**DATA SHOWN:**
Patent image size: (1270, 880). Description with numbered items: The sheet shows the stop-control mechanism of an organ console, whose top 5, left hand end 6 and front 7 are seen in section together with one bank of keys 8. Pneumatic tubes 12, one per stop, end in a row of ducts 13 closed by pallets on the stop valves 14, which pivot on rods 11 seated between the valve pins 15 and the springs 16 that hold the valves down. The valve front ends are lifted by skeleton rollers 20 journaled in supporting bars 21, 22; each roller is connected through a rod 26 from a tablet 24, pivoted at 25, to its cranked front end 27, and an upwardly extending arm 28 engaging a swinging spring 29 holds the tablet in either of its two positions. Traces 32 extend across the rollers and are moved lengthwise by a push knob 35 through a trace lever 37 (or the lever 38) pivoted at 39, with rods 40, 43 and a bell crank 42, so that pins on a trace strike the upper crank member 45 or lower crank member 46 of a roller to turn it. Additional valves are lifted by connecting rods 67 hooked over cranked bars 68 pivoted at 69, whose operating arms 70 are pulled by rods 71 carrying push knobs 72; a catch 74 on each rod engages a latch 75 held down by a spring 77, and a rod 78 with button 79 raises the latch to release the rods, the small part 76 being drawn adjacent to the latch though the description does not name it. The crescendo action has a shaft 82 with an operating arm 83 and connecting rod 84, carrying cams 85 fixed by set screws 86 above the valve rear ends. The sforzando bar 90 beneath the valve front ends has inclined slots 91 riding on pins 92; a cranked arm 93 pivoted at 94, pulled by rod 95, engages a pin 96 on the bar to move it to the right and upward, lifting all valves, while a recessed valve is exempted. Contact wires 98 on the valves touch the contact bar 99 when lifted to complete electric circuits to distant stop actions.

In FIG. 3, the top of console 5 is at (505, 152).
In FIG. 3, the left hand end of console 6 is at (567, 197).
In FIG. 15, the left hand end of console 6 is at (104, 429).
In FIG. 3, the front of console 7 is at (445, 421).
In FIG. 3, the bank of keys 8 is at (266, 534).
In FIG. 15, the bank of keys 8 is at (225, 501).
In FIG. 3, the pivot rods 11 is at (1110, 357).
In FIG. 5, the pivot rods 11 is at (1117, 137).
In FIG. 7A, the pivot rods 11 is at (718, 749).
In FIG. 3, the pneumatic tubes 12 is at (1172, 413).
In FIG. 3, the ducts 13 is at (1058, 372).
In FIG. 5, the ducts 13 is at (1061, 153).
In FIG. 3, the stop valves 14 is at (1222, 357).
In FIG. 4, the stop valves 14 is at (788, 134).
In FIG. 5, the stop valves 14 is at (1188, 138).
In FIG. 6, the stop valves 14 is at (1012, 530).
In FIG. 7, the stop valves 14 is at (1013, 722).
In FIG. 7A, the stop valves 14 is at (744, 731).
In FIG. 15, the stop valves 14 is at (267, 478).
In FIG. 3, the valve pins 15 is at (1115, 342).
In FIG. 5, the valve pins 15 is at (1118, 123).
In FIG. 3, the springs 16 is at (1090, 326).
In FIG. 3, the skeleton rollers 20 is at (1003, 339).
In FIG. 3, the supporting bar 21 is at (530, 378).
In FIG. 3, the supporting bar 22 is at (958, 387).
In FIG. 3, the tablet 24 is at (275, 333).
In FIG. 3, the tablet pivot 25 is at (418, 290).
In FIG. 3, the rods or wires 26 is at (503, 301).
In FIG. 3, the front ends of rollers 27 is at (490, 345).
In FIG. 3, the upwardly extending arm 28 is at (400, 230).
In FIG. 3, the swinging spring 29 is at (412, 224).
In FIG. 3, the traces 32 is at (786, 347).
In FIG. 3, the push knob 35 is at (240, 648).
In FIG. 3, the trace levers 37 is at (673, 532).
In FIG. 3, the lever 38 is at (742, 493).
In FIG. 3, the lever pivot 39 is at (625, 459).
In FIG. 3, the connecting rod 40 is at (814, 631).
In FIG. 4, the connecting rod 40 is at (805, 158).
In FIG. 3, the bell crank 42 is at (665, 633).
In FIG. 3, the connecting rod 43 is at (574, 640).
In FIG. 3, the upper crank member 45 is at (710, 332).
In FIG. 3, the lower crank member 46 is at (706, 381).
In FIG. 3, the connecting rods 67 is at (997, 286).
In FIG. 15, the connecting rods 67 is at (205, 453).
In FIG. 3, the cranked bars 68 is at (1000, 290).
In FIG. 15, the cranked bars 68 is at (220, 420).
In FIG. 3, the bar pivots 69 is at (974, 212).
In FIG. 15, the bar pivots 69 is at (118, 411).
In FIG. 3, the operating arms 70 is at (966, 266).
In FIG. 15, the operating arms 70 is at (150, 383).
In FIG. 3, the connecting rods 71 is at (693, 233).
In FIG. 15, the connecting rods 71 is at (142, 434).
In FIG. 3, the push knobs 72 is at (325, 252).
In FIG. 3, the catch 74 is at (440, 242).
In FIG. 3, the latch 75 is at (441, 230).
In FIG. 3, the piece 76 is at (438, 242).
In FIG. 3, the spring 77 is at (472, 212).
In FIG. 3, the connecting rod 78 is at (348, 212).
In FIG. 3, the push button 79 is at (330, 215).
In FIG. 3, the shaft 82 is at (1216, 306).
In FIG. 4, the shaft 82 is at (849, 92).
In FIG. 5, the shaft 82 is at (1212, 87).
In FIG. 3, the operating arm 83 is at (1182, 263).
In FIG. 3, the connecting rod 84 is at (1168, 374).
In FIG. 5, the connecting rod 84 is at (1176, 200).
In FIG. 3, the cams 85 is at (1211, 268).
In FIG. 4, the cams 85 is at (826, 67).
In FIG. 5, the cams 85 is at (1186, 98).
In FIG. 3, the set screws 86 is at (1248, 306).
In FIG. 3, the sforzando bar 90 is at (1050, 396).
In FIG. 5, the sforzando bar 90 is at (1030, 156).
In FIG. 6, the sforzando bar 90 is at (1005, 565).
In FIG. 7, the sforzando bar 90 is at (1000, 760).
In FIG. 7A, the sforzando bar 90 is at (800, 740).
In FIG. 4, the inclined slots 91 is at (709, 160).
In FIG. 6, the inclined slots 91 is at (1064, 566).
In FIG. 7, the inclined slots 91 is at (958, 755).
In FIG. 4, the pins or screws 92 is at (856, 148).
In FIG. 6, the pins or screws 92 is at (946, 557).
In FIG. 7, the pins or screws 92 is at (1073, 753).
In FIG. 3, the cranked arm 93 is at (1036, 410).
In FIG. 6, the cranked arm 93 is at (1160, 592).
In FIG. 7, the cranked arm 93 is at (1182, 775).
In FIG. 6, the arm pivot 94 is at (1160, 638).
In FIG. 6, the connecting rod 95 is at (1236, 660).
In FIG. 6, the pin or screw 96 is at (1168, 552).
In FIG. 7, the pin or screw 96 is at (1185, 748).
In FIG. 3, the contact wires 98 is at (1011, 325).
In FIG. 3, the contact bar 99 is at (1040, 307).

**WHAT THE TASK REQUIRES:**
Return all of the lines above word for word, leaving each one unchanged and in its original order.

**RESULT:**
Patent image size: (1270, 880). Description with numbered items: The sheet shows the stop-control mechanism of an organ console, whose top 5, left hand end 6 and front 7 are seen in section together with one bank of keys 8. Pneumatic tubes 12, one per stop, end in a row of ducts 13 closed by pallets on the stop valves 14, which pivot on rods 11 seated between the valve pins 15 and the springs 16 that hold the valves down. The valve front ends are lifted by skeleton rollers 20 journaled in supporting bars 21, 22; each roller is connected through a rod 26 from a tablet 24, pivoted at 25, to its cranked front end 27, and an upwardly extending arm 28 engaging a swinging spring 29 holds the tablet in either of its two positions. Traces 32 extend across the rollers and are moved lengthwise by a push knob 35 through a trace lever 37 (or the lever 38) pivoted at 39, with rods 40, 43 and a bell crank 42, so that pins on a trace strike the upper crank member 45 or lower crank member 46 of a roller to turn it. Additional valves are lifted by connecting rods 67 hooked over cranked bars 68 pivoted at 69, whose operating arms 70 are pulled by rods 71 carrying push knobs 72; a catch 74 on each rod engages a latch 75 held down by a spring 77, and a rod 78 with button 79 raises the latch to release the rods, the small part 76 being drawn adjacent to the latch though the description does not name it. The crescendo action has a shaft 82 with an operating arm 83 and connecting rod 84, carrying cams 85 fixed by set screws 86 above the valve rear ends. The sforzando bar 90 beneath the valve front ends has inclined slots 91 riding on pins 92; a cranked arm 93 pivoted at 94, pulled by rod 95, engages a pin 96 on the bar to move it to the right and upward, lifting all valves, while a recessed valve is exempted. Contact wires 98 on the valves touch the contact bar 99 when lifted to complete electric circuits to distant stop actions.

In FIG. 3, the top of console 5 is at (505, 152).
In FIG. 3, the left hand end of console 6 is at (567, 197).
In FIG. 15, the left hand end of console 6 is at (104, 429).
In FIG. 3, the front of console 7 is at (445, 421).
In FIG. 3, the bank of keys 8 is at (266, 534).
In FIG. 15, the bank of keys 8 is at (225, 501).
In FIG. 3, the pivot rods 11 is at (1110, 357).
In FIG. 5, the pivot rods 11 is at (1117, 137).
In FIG. 7A, the pivot rods 11 is at (718, 749).
In FIG. 3, the pneumatic tubes 12 is at (1172, 413).
In FIG. 3, the ducts 13 is at (1058, 372).
In FIG. 5, the ducts 13 is at (1061, 153).
In FIG. 3, the stop valves 14 is at (1222, 357).
In FIG. 4, the stop valves 14 is at (788, 134).
In FIG. 5, the stop valves 14 is at (1188, 138).
In FIG. 6, the stop valves 14 is at (1012, 530).
In FIG. 7, the stop valves 14 is at (1013, 722).
In FIG. 7A, the stop valves 14 is at (744, 731).
In FIG. 15, the stop valves 14 is at (267, 478).
In FIG. 3, the valve pins 15 is at (1115, 342).
In FIG. 5, the valve pins 15 is at (1118, 123).
In FIG. 3, the springs 16 is at (1090, 326).
In FIG. 3, the skeleton rollers 20 is at (1003, 339).
In FIG. 3, the supporting bar 21 is at (530, 378).
In FIG. 3, the supporting bar 22 is at (958, 387).
In FIG. 3, the tablet 24 is at (275, 333).
In FIG. 3, the tablet pivot 25 is at (418, 290).
In FIG. 3, the rods or wires 26 is at (503, 301).
In FIG. 3, the front ends of rollers 27 is at (490, 345).
In FIG. 3, the upwardly extending arm 28 is at (400, 230).
In FIG. 3, the swinging spring 29 is at (412, 224).
In FIG. 3, the traces 32 is at (786, 347).
In FIG. 3, the push knob 35 is at (240, 648).
In FIG. 3, the trace levers 37 is at (673, 532).
In FIG. 3, the lever 38 is at (742, 493).
In FIG. 3, the lever pivot 39 is at (625, 459).
In FIG. 3, the connecting rod 40 is at (814, 631).
In FIG. 4, the connecting rod 40 is at (805, 158).
In FIG. 3, the bell crank 42 is at (665, 633).
In FIG. 3, the connecting rod 43 is at (574, 640).
In FIG. 3, the upper crank member 45 is at (710, 332).
In FIG. 3, the lower crank member 46 is at (706, 381).
In FIG. 3, the connecting rods 67 is at (997, 286).
In FIG. 15, the connecting rods 67 is at (205, 453).
In FIG. 3, the cranked bars 68 is at (1000, 290).
In FIG. 15, the cranked bars 68 is at (220, 420).
In FIG. 3, the bar pivots 69 is at (974, 212).
In FIG. 15, the bar pivots 69 is at (118, 411).
In FIG. 3, the operating arms 70 is at (966, 266).
In FIG. 15, the operating arms 70 is at (150, 383).
In FIG. 3, the connecting rods 71 is at (693, 233).
In FIG. 15, the connecting rods 71 is at (142, 434).
In FIG. 3, the push knobs 72 is at (325, 252).
In FIG. 3, the catch 74 is at (440, 242).
In FIG. 3, the latch 75 is at (441, 230).
In FIG. 3, the piece 76 is at (438, 242).
In FIG. 3, the spring 77 is at (472, 212).
In FIG. 3, the connecting rod 78 is at (348, 212).
In FIG. 3, the push button 79 is at (330, 215).
In FIG. 3, the shaft 82 is at (1216, 306).
In FIG. 4, the shaft 82 is at (849, 92).
In FIG. 5, the shaft 82 is at (1212, 87).
In FIG. 3, the operating arm 83 is at (1182, 263).
In FIG. 3, the connecting rod 84 is at (1168, 374).
In FIG. 5, the connecting rod 84 is at (1176, 200).
In FIG. 3, the cams 85 is at (1211, 268).
In FIG. 4, the cams 85 is at (826, 67).
In FIG. 5, the cams 85 is at (1186, 98).
In FIG. 3, the set screws 86 is at (1248, 306).
In FIG. 3, the sforzando bar 90 is at (1050, 396).
In FIG. 5, the sforzando bar 90 is at (1030, 156).
In FIG. 6, the sforzando bar 90 is at (1005, 565).
In FIG. 7, the sforzando bar 90 is at (1000, 760).
In FIG. 7A, the sforzando bar 90 is at (800, 740).
In FIG. 4, the inclined slots 91 is at (709, 160).
In FIG. 6, the inclined slots 91 is at (1064, 566).
In FIG. 7, the inclined slots 91 is at (958, 755).
In FIG. 4, the pins or screws 92 is at (856, 148).
In FIG. 6, the pins or screws 92 is at (946, 557).
In FIG. 7, the pins or screws 92 is at (1073, 753).
In FIG. 3, the cranked arm 93 is at (1036, 410).
In FIG. 6, the cranked arm 93 is at (1160, 592).
In FIG. 7, the cranked arm 93 is at (1182, 775).
In FIG. 6, the arm pivot 94 is at (1160, 638).
In FIG. 6, the connecting rod 95 is at (1236, 660).
In FIG. 6, the pin or screw 96 is at (1168, 552).
In FIG. 7, the pin or screw 96 is at (1185, 748).
In FIG. 3, the contact wires 98 is at (1011, 325).
In FIG. 3, the contact bar 99 is at (1040, 307).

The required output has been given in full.